- Records supplied
================

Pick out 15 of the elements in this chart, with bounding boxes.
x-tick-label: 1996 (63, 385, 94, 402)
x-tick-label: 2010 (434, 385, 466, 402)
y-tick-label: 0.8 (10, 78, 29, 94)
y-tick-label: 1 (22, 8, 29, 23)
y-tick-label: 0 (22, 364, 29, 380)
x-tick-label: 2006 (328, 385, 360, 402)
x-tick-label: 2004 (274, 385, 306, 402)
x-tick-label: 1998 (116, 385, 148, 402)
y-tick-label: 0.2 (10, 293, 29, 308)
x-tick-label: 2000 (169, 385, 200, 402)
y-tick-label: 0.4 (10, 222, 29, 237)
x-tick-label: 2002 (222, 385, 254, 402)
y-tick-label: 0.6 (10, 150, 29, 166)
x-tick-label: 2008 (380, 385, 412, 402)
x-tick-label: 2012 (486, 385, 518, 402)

================

Write out the rows word for word, starting with the first row and ending with the row that contains "x-tick-label: 1998 (116, 385, 148, 402)", including both of these rows.

- Full answer
Pick out 15 of the elements in this chart, with bounding boxes.
x-tick-label: 1996 (63, 385, 94, 402)
x-tick-label: 2010 (434, 385, 466, 402)
y-tick-label: 0.8 (10, 78, 29, 94)
y-tick-label: 1 (22, 8, 29, 23)
y-tick-label: 0 (22, 364, 29, 380)
x-tick-label: 2006 (328, 385, 360, 402)
x-tick-label: 2004 (274, 385, 306, 402)
x-tick-label: 1998 (116, 385, 148, 402)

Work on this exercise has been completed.